- TASK BRIEF -
Print the listing that follows, character for character.
--- start of EXCERPTED RECORDS ---
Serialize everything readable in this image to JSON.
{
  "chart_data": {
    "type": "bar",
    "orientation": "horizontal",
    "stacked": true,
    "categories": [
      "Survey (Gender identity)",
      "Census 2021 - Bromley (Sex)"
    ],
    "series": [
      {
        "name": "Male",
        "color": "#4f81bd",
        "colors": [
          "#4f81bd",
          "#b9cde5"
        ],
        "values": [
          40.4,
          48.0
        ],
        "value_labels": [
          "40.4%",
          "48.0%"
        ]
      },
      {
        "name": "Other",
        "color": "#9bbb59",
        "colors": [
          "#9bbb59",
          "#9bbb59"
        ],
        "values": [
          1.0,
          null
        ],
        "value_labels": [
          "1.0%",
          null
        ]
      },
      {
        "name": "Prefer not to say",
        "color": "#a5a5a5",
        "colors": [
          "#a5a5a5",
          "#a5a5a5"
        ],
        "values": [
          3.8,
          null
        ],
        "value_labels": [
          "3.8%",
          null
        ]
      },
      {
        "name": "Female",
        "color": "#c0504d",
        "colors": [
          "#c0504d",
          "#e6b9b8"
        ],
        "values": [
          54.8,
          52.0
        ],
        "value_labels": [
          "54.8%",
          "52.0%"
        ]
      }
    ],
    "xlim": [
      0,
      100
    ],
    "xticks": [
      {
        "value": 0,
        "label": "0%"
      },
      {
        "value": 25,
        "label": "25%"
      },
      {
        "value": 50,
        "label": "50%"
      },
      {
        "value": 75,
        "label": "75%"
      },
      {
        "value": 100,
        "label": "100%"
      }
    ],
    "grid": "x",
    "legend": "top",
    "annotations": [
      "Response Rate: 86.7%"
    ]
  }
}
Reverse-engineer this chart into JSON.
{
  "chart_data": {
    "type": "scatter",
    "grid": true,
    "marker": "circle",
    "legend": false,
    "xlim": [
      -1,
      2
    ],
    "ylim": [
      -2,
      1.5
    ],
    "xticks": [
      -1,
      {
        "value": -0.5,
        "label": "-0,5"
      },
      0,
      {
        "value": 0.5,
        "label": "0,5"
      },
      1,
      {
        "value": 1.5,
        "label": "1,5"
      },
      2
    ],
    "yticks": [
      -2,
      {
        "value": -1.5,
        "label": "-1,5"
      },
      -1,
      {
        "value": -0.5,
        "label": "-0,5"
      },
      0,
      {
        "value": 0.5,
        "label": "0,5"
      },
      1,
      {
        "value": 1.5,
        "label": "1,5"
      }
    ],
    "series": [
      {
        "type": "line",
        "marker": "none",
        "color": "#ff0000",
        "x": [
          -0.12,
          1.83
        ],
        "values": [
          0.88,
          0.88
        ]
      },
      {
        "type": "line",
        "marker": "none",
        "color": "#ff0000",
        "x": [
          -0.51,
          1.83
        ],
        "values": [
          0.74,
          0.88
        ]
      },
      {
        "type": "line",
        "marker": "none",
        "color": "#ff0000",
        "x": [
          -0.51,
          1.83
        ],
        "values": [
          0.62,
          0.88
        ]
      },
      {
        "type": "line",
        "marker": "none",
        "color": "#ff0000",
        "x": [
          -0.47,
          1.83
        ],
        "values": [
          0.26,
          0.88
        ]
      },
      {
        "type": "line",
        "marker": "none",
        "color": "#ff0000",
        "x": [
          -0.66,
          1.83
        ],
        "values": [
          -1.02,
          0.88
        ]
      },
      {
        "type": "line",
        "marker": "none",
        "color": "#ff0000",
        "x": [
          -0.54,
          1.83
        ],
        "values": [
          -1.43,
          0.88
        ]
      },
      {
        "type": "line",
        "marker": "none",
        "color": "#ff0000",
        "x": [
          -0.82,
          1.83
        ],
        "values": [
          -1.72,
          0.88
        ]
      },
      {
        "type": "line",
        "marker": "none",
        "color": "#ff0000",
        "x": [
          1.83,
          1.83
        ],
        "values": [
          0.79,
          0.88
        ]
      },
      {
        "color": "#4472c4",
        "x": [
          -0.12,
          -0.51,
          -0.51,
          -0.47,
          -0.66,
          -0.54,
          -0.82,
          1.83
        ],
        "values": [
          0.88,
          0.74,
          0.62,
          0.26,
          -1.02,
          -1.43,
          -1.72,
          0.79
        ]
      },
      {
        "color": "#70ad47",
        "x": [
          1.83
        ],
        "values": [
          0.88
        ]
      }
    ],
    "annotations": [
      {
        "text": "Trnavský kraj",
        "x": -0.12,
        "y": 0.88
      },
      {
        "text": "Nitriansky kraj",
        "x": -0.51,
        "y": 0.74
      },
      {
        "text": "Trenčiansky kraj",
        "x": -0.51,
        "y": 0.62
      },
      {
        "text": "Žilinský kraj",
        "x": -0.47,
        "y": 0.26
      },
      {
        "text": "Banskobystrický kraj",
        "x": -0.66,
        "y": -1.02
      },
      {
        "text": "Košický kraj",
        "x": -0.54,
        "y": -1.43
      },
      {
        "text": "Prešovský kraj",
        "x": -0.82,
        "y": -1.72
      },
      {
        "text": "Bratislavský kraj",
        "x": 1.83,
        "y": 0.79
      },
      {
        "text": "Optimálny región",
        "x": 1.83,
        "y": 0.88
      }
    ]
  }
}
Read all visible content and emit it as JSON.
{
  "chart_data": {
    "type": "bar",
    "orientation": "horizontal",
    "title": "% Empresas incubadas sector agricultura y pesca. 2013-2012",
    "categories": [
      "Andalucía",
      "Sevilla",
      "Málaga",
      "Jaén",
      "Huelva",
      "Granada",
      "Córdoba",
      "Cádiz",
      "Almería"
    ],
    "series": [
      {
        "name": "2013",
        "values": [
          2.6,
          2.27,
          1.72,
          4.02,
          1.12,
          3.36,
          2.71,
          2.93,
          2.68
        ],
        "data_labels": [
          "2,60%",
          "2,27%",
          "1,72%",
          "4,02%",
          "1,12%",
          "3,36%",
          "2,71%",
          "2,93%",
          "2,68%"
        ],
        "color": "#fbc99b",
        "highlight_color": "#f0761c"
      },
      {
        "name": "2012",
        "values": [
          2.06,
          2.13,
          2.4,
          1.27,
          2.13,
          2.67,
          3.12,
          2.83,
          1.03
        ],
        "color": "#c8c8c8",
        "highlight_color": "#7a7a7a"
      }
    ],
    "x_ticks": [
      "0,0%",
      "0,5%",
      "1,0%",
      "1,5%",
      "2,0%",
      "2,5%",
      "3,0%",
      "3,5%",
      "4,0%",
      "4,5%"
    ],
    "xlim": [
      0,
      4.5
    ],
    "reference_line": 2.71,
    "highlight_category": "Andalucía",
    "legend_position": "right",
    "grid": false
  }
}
--- end of EXCERPTED RECORDS ---
- EXERCISE OUTPUT -
Serialize everything readable in this image to JSON.
{
  "chart_data": {
    "type": "bar",
    "orientation": "horizontal",
    "stacked": true,
    "categories": [
      "Survey (Gender identity)",
      "Census 2021 - Bromley (Sex)"
    ],
    "series": [
      {
        "name": "Male",
        "color": "#4f81bd",
        "colors": [
          "#4f81bd",
          "#b9cde5"
        ],
        "values": [
          40.4,
          48.0
        ],
        "value_labels": [
          "40.4%",
          "48.0%"
        ]
      },
      {
        "name": "Other",
        "color": "#9bbb59",
        "colors": [
          "#9bbb59",
          "#9bbb59"
        ],
        "values": [
          1.0,
          null
        ],
        "value_labels": [
          "1.0%",
          null
        ]
      },
      {
        "name": "Prefer not to say",
        "color": "#a5a5a5",
        "colors": [
          "#a5a5a5",
          "#a5a5a5"
        ],
        "values": [
          3.8,
          null
        ],
        "value_labels": [
          "3.8%",
          null
        ]
      },
      {
        "name": "Female",
        "color": "#c0504d",
        "colors": [
          "#c0504d",
          "#e6b9b8"
        ],
        "values": [
          54.8,
          52.0
        ],
        "value_labels": [
          "54.8%",
          "52.0%"
        ]
      }
    ],
    "xlim": [
      0,
      100
    ],
    "xticks": [
      {
        "value": 0,
        "label": "0%"
      },
      {
        "value": 25,
        "label": "25%"
      },
      {
        "value": 50,
        "label": "50%"
      },
      {
        "value": 75,
        "label": "75%"
      },
      {
        "value": 100,
        "label": "100%"
      }
    ],
    "grid": "x",
    "legend": "top",
    "annotations": [
      "Response Rate: 86.7%"
    ]
  }
}
Reverse-engineer this chart into JSON.
{
  "chart_data": {
    "type": "scatter",
    "grid": true,
    "marker": "circle",
    "legend": false,
    "xlim": [
      -1,
      2
    ],
    "ylim": [
      -2,
      1.5
    ],
    "xticks": [
      -1,
      {
        "value": -0.5,
        "label": "-0,5"
      },
      0,
      {
        "value": 0.5,
        "label": "0,5"
      },
      1,
      {
        "value": 1.5,
        "label": "1,5"
      },
      2
    ],
    "yticks": [
      -2,
      {
        "value": -1.5,
        "label": "-1,5"
      },
      -1,
      {
        "value": -0.5,
        "label": "-0,5"
      },
      0,
      {
        "value": 0.5,
        "label": "0,5"
      },
      1,
      {
        "value": 1.5,
        "label": "1,5"
      }
    ],
    "series": [
      {
        "type": "line",
        "marker": "none",
        "color": "#ff0000",
        "x": [
          -0.12,
          1.83
        ],
        "values": [
          0.88,
          0.88
        ]
      },
      {
        "type": "line",
        "marker": "none",
        "color": "#ff0000",
        "x": [
          -0.51,
          1.83
        ],
        "values": [
          0.74,
          0.88
        ]
      },
      {
        "type": "line",
        "marker": "none",
        "color": "#ff0000",
        "x": [
          -0.51,
          1.83
        ],
        "values": [
          0.62,
          0.88
        ]
      },
      {
        "type": "line",
        "marker": "none",
        "color": "#ff0000",
        "x": [
          -0.47,
          1.83
        ],
        "values": [
          0.26,
          0.88
        ]
      },
      {
        "type": "line",
        "marker": "none",
        "color": "#ff0000",
        "x": [
          -0.66,
          1.83
        ],
        "values": [
          -1.02,
          0.88
        ]
      },
      {
        "type": "line",
        "marker": "none",
        "color": "#ff0000",
        "x": [
          -0.54,
          1.83
        ],
        "values": [
          -1.43,
          0.88
        ]
      },
      {
        "type": "line",
        "marker": "none",
        "color": "#ff0000",
        "x": [
          -0.82,
          1.83
        ],
        "values": [
          -1.72,
          0.88
        ]
      },
      {
        "type": "line",
        "marker": "none",
        "color": "#ff0000",
        "x": [
          1.83,
          1.83
        ],
        "values": [
          0.79,
          0.88
        ]
      },
      {
        "color": "#4472c4",
        "x": [
          -0.12,
          -0.51,
          -0.51,
          -0.47,
          -0.66,
          -0.54,
          -0.82,
          1.83
        ],
        "values": [
          0.88,
          0.74,
          0.62,
          0.26,
          -1.02,
          -1.43,
          -1.72,
          0.79
        ]
      },
      {
        "color": "#70ad47",
        "x": [
          1.83
        ],
        "values": [
          0.88
        ]
      }
    ],
    "annotations": [
      {
        "text": "Trnavský kraj",
        "x": -0.12,
        "y": 0.88
      },
      {
        "text": "Nitriansky kraj",
        "x": -0.51,
        "y": 0.74
      },
      {
        "text": "Trenčiansky kraj",
        "x": -0.51,
        "y": 0.62
      },
      {
        "text": "Žilinský kraj",
        "x": -0.47,
        "y": 0.26
      },
      {
        "text": "Banskobystrický kraj",
        "x": -0.66,
        "y": -1.02
      },
      {
        "text": "Košický kraj",
        "x": -0.54,
        "y": -1.43
      },
      {
        "text": "Prešovský kraj",
        "x": -0.82,
        "y": -1.72
      },
      {
        "text": "Bratislavský kraj",
        "x": 1.83,
        "y": 0.79
      },
      {
        "text": "Optimálny región",
        "x": 1.83,
        "y": 0.88
      }
    ]
  }
}
Read all visible content and emit it as JSON.
{
  "chart_data": {
    "type": "bar",
    "orientation": "horizontal",
    "title": "% Empresas incubadas sector agricultura y pesca. 2013-2012",
    "categories": [
      "Andalucía",
      "Sevilla",
      "Málaga",
      "Jaén",
      "Huelva",
      "Granada",
      "Córdoba",
      "Cádiz",
      "Almería"
    ],
    "series": [
      {
        "name": "2013",
        "values": [
          2.6,
          2.27,
          1.72,
          4.02,
          1.12,
          3.36,
          2.71,
          2.93,
          2.68
        ],
        "data_labels": [
          "2,60%",
          "2,27%",
          "1,72%",
          "4,02%",
          "1,12%",
          "3,36%",
          "2,71%",
          "2,93%",
          "2,68%"
        ],
        "color": "#fbc99b",
        "highlight_color": "#f0761c"
      },
      {
        "name": "2012",
        "values": [
          2.06,
          2.13,
          2.4,
          1.27,
          2.13,
          2.67,
          3.12,
          2.83,
          1.03
        ],
        "color": "#c8c8c8",
        "highlight_color": "#7a7a7a"
      }
    ],
    "x_ticks": [
      "0,0%",
      "0,5%",
      "1,0%",
      "1,5%",
      "2,0%",
      "2,5%",
      "3,0%",
      "3,5%",
      "4,0%",
      "4,5%"
    ],
    "xlim": [
      0,
      4.5
    ],
    "reference_line": 2.71,
    "highlight_category": "Andalucía",
    "legend_position": "right",
    "grid": false
  }
}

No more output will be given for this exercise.